### EXCERPTED PASSAGE
I think we should all be the best we can be as musicians. If one is capable only of being average and that is one’s best, then he/she has served God and the church well. If I am capable of becoming better than “average” then I should be exploring my full potential with the desire of glorifying God with my gift. Likewise with equipment: get the best you can afford and be content with that. (We have all experienced great worship that was spoiled by gremlins in the system – often issues that could be easily sorted by taking a bit of tech advice; with so much great gear available nowadays there is little excuse for being sloppy in this area – but neither is it sensible to assume that great gear is what makes great worship.. it’s still only as good as what you put through it!)
However… God does not look at the outward appearance but at the heart. More worrying for me is the trend for musicians to emulate successful worship brands instead of being who they are uniquely. The result is that everyone sounds and looks the same (average?) but are often walking in Saul’s armour; by the same token, so many unique voices are never heard – the authentic expression that is indigenous to the worshipper(s) but is sadly missing from the heavenly offering when it is exchanged for copycat or sausage-machine worship. Language, style, instrumentation, incorporation of dance/movement, – these are wildly different across world cultures but the variety is not always refected in church due to the misguided belief that English worship in 4/4 on guitar/bass/drums is the “best” worship.

### ENTRIES PROVIDED
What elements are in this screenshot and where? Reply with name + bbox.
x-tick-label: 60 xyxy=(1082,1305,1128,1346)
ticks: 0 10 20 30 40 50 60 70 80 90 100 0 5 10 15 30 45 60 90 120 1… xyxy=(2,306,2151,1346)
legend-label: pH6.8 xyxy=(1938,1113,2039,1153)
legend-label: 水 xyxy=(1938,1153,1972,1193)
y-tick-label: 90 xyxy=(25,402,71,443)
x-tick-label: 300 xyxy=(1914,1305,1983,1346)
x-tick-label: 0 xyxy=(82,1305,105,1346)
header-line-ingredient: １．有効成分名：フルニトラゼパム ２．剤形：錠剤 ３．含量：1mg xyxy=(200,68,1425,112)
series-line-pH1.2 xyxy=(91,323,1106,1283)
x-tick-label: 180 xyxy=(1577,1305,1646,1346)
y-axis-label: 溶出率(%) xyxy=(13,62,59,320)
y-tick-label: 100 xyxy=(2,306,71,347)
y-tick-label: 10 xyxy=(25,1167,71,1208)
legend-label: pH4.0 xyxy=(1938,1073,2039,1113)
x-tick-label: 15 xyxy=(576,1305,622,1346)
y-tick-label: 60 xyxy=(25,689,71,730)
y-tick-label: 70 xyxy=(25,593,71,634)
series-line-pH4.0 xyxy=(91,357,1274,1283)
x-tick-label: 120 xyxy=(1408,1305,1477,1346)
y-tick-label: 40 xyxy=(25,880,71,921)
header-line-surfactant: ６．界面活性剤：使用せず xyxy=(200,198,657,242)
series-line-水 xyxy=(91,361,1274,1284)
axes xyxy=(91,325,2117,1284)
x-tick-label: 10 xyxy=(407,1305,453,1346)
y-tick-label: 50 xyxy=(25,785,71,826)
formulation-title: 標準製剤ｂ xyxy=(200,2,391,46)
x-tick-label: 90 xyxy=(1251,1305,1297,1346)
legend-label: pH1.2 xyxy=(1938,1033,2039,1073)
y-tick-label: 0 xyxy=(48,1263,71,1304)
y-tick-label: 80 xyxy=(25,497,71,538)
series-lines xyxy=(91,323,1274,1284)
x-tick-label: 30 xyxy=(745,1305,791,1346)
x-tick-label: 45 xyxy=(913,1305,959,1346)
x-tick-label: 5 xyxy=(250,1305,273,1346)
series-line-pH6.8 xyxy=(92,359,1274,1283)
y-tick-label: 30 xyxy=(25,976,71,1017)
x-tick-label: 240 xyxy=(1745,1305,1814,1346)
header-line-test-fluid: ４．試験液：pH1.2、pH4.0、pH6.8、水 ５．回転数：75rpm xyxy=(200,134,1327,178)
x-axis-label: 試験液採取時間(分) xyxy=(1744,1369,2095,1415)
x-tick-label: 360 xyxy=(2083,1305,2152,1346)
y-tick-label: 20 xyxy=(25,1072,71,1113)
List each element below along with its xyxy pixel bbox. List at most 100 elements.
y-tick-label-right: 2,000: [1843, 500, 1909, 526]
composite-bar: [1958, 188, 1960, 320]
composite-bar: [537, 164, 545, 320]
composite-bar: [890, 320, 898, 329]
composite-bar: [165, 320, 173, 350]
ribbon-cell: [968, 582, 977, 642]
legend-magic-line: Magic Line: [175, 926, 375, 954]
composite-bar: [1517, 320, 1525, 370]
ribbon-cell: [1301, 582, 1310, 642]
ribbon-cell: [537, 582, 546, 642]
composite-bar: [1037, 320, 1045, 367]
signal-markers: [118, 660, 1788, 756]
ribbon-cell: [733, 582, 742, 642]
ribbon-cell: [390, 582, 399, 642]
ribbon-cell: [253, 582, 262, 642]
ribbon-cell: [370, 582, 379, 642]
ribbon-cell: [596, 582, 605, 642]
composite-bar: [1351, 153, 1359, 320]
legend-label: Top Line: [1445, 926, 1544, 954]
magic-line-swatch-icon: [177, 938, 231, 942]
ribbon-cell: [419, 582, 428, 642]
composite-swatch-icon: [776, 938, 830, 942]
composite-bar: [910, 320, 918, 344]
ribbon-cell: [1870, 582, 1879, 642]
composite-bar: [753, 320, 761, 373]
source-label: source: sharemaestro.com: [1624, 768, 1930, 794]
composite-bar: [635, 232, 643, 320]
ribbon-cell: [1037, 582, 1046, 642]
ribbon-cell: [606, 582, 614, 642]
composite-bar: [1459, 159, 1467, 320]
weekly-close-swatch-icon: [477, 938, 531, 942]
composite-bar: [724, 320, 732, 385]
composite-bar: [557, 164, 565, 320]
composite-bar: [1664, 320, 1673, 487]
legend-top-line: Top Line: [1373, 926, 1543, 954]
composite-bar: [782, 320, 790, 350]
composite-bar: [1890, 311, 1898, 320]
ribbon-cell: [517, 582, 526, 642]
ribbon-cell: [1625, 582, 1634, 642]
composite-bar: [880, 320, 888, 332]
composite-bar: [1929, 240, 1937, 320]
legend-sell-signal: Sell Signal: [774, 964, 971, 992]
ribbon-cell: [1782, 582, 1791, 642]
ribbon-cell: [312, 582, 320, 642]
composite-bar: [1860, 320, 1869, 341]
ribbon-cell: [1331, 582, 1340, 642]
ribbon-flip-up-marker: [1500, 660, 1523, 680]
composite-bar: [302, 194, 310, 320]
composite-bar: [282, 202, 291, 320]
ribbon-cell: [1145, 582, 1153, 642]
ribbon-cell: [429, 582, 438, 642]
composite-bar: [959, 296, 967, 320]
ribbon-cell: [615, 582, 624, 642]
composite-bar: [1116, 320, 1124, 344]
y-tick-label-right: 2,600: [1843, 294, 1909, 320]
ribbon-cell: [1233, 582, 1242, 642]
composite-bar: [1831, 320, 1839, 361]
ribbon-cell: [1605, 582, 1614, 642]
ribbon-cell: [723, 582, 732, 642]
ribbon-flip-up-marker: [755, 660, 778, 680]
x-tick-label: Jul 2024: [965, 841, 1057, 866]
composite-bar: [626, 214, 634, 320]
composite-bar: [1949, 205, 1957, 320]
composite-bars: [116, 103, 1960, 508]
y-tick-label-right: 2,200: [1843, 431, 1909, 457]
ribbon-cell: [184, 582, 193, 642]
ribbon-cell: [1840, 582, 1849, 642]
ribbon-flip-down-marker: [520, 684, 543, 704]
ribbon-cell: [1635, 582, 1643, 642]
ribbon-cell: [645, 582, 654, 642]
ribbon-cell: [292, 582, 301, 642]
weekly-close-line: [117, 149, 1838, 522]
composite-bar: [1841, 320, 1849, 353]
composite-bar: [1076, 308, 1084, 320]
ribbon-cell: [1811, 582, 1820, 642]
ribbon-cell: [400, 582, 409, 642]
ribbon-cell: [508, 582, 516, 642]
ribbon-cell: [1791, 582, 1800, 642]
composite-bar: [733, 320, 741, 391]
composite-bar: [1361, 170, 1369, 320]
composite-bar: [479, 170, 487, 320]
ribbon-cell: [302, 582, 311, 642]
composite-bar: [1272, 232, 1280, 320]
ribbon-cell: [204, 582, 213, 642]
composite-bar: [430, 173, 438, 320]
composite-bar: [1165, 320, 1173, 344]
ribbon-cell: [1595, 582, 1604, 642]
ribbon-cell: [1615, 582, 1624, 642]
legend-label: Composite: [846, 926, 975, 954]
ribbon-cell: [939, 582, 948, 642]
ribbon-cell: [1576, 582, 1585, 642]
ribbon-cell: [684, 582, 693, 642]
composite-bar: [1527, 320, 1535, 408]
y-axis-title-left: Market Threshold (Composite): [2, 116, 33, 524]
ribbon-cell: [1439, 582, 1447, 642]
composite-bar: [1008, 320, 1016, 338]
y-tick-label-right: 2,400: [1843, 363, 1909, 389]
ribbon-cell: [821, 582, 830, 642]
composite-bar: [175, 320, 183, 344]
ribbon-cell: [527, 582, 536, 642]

### ACTIVITIES
• a. Does each statement agree with the passage on worship music? (i) Great gear is what makes great worship. (ii) Musicians who emulate successful worship brands end up all sounding and looking the same. (iii) A musician capable only of being average has failed to serve God and the church well. For each, answer yes or no and quote the deciding words of the passage exactly.
• b. How would you carry the passage on worship music forward from its final sentence?

### RESPONSES PER TASK
• a.
(i) No: "neither is it sensible to assume that great gear is what makes great worship"
(ii) Yes: "The result is that everyone sounds and looks the same"
(iii) No: "then he/she has served God and the church well"

• b.
I join you in saluting the average worship leader. But let’s not be average. Let’s be unique. Let’s be authentic. Let’s be ourselves before God, the church and the world. Let’s offer God what only we oursleves can offer – a sound that Hillsong and Bethel wouldn’t be able to reproduce! And let’s do it with a full, satisfied heart, regardless of where we’re at with skill and resources.
I’m an average worship leader and this article is encouraging and true. I have one tiny disagreement…I fall outside the age range you mention..as I am nearly 60…but nowhere ready to retire. The song says ” I will praise Your name forever” (not only until there is a convenient time to hang my boots up” and take it easy) after all – eternity is only just beginning… Thanks for this article.
x, totally agree! I just turned 61.
It’s as though you’ve been to my church and seen me leading worship! Thank you for this. I trained as a music teacher more than 20 years ago now and have been leading worship for about the same length of time, but not using my first instrument. No, God had other ideas, and although I could claim excellence in some areas, on the keyboard, I am definitely a hard-working average. I thank God for it as, week on week, I know that I am leading in his strength and not my own. This is not to say that we can’t all practice, learn and improve, but in most churches what you describe here is the reality. I get frustrated by great songs that are so hard to translate to an ordinary setting and long fervently for more writers to remember that the song that works so well in an auditorium with a massive band and a raft of backing singers can sometimes be hard to use effectively when your band consists of an average keyboard player and a motley collection of others, usually no drums, and absolutely no spàre hours in the week for extensive practice. I love excellent music and talented performers, but the line between worship and performance can be a fuzzy grey one sometimes.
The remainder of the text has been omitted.